§ **What the task requires**
Leave out the pictures and copy everything else below exactly.

(Items listed in a dataset)
* * *

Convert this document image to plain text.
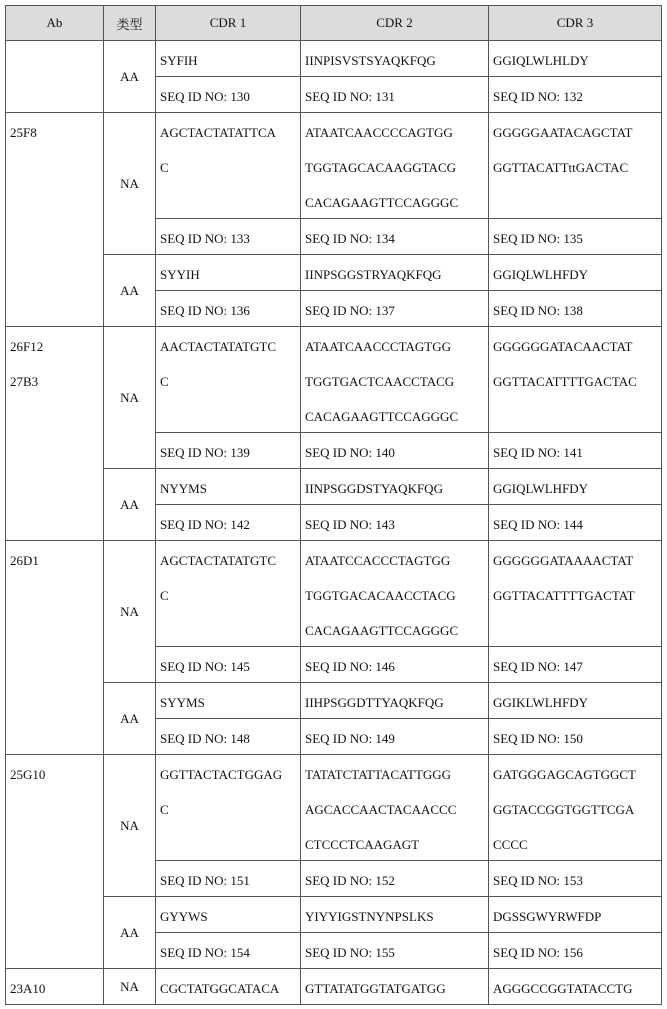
Ab	类型	CDR 1	CDR 2	CDR 3
	AA	
SYFIH	IINPISVSTSYAQKFQG	GGIQLWLHLDY

SEQ ID NO: 130	SEQ ID NO: 131	SEQ ID NO: 132

25F8
	NA	
AGCTACTATATTCA
C

ATAATCAACCCCAGTGG
TGGTAGCACAAGGTACG
CACAGAAGTTCCAGGGC

GGGGGAATACAGCTAT
GGTTACATTttGACTAC

SEQ ID NO: 133	SEQ ID NO: 134	SEQ ID NO: 135

AA	
SYYIH	IINPSGGSTRYAQKFQG	GGIQLWLHFDY

SEQ ID NO: 136	SEQ ID NO: 137	SEQ ID NO: 138

26F12
27B3
	NA	
AACTACTATATGTC
C

ATAATCAACCCTAGTGG
TGGTGACTCAACCTACG
CACAGAAGTTCCAGGGC

GGGGGGATACAACTAT
GGTTACATTTTGACTAC

SEQ ID NO: 139	SEQ ID NO: 140	SEQ ID NO: 141

AA	
NYYMS	IINPSGGDSTYAQKFQG	GGIQLWLHFDY

SEQ ID NO: 142	SEQ ID NO: 143	SEQ ID NO: 144

26D1
	NA	
AGCTACTATATGTC
C

ATAATCCACCCTAGTGG
TGGTGACACAACCTACG
CACAGAAGTTCCAGGGC

GGGGGGATAAAACTAT
GGTTACATTTTGACTAT

SEQ ID NO: 145	SEQ ID NO: 146	SEQ ID NO: 147

AA	
SYYMS	IIHPSGGDTTYAQKFQG	GGIKLWLHFDY

SEQ ID NO: 148	SEQ ID NO: 149	SEQ ID NO: 150

25G10
	NA	
GGTTACTACTGGAG
C

TATATCTATTACATTGGG
AGCACCAACTACAACCC
CTCCCTCAAGAGT

GATGGGAGCAGTGGCT
GGTACCGGTGGTTCGA
CCCC

SEQ ID NO: 151	SEQ ID NO: 152	SEQ ID NO: 153

AA	
GYYWS	YIYYIGSTNYNPSLKS	DGSSGWYRWFDP

SEQ ID NO: 154	SEQ ID NO: 155	SEQ ID NO: 156

23A10	NA	CGCTATGGCATACA	GTTATATGGTATGATGG	AGGGCCGGTATACCTG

* * *

§ **Completed exercise**
Convert this document image to plain text.
Ab	类型	CDR 1	CDR 2	CDR 3
	AA	
SYFIH	IINPISVSTSYAQKFQG	GGIQLWLHLDY

SEQ ID NO: 130	SEQ ID NO: 131	SEQ ID NO: 132

25F8
	NA	
AGCTACTATATTCA
C

ATAATCAACCCCAGTGG
TGGTAGCACAAGGTACG
CACAGAAGTTCCAGGGC

GGGGGAATACAGCTAT
GGTTACATTttGACTAC

SEQ ID NO: 133	SEQ ID NO: 134	SEQ ID NO: 135

AA	
SYYIH	IINPSGGSTRYAQKFQG	GGIQLWLHFDY

SEQ ID NO: 136	SEQ ID NO: 137	SEQ ID NO: 138

26F12
27B3
	NA	
AACTACTATATGTC
C

ATAATCAACCCTAGTGG
TGGTGACTCAACCTACG
CACAGAAGTTCCAGGGC

GGGGGGATACAACTAT
GGTTACATTTTGACTAC

SEQ ID NO: 139	SEQ ID NO: 140	SEQ ID NO: 141

AA	
NYYMS	IINPSGGDSTYAQKFQG	GGIQLWLHFDY

SEQ ID NO: 142	SEQ ID NO: 143	SEQ ID NO: 144

26D1
	NA	
AGCTACTATATGTC
C

ATAATCCACCCTAGTGG
TGGTGACACAACCTACG
CACAGAAGTTCCAGGGC

GGGGGGATAAAACTAT
GGTTACATTTTGACTAT

SEQ ID NO: 145	SEQ ID NO: 146	SEQ ID NO: 147

AA	
SYYMS	IIHPSGGDTTYAQKFQG	GGIKLWLHFDY

SEQ ID NO: 148	SEQ ID NO: 149	SEQ ID NO: 150

25G10
	NA	
GGTTACTACTGGAG
C

TATATCTATTACATTGGG
AGCACCAACTACAACCC
CTCCCTCAAGAGT

GATGGGAGCAGTGGCT
GGTACCGGTGGTTCGA
CCCC

SEQ ID NO: 151	SEQ ID NO: 152	SEQ ID NO: 153

AA	
GYYWS	YIYYIGSTNYNPSLKS	DGSSGWYRWFDP

SEQ ID NO: 154	SEQ ID NO: 155	SEQ ID NO: 156

23A10	NA	CGCTATGGCATACA	GTTATATGGTATGATGG	AGGGCCGGTATACCTG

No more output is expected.